DESCRIPTION OF THE TASK: Scan the following material for the string "JSON" and copy each line in which it appears.

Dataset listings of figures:
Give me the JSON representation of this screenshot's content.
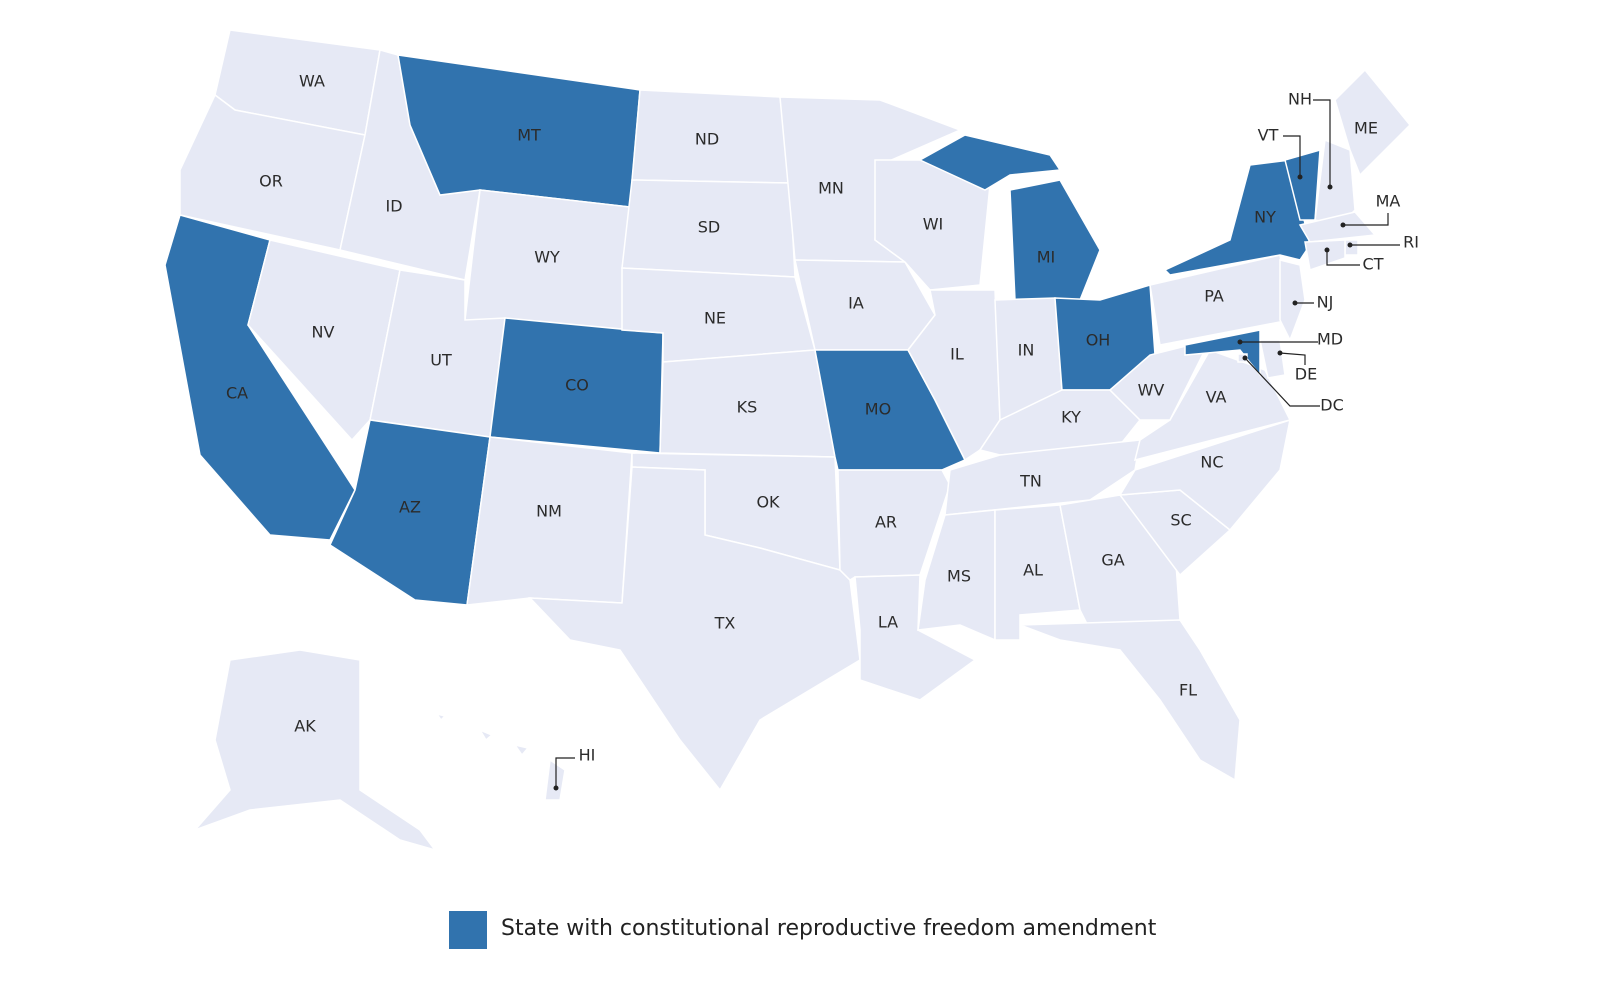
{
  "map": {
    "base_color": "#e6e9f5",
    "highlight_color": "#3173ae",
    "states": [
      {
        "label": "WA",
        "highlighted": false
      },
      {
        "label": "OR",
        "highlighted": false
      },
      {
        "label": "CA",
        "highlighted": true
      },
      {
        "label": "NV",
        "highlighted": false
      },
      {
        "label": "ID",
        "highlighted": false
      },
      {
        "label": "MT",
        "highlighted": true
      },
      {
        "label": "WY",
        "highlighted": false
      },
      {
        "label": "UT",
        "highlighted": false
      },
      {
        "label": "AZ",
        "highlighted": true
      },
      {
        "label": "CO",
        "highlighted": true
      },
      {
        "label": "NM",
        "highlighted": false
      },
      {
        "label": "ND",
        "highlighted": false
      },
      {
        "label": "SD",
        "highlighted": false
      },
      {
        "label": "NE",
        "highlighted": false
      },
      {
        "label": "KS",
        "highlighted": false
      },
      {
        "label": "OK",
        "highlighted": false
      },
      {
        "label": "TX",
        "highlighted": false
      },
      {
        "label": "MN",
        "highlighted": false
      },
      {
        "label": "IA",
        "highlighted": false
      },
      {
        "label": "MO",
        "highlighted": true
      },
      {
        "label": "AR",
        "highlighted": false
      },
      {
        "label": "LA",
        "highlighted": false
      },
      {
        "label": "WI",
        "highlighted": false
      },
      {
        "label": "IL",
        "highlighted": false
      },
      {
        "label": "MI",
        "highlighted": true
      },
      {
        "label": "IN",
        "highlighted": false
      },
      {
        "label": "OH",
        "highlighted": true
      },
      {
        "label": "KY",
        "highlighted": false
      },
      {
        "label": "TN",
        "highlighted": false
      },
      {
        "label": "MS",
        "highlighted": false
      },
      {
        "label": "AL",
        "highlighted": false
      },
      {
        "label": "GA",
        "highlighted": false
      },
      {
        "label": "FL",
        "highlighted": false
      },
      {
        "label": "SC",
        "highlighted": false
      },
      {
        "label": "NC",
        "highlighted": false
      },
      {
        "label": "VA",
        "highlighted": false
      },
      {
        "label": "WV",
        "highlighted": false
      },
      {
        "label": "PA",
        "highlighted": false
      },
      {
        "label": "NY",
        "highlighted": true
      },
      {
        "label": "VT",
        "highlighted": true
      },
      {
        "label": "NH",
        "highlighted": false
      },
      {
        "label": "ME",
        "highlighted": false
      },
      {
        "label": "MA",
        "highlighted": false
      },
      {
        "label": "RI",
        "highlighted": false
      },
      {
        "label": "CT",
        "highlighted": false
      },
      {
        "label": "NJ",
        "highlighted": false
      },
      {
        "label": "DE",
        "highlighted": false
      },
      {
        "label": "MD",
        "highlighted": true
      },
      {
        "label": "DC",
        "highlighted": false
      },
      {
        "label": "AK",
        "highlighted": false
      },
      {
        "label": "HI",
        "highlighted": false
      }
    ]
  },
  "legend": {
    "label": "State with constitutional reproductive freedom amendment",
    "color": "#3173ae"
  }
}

* * *

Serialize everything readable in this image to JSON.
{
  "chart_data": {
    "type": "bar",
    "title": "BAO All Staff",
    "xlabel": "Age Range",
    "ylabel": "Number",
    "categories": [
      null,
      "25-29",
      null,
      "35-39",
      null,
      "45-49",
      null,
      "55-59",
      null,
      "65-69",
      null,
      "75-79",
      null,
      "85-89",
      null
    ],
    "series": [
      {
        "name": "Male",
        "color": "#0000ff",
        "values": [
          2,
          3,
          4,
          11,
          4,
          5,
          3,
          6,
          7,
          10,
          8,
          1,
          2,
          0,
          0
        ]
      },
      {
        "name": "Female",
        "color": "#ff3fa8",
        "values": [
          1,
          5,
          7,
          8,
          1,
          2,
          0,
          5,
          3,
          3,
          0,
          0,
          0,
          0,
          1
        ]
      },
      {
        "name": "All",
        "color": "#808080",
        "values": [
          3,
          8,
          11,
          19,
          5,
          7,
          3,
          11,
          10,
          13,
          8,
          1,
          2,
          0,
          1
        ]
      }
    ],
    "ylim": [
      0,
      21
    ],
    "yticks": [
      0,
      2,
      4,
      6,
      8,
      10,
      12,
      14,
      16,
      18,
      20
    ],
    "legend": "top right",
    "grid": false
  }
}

RESULT OF THE TASK:
Give me the JSON representation of this screenshot's content.
Serialize everything readable in this image to JSON.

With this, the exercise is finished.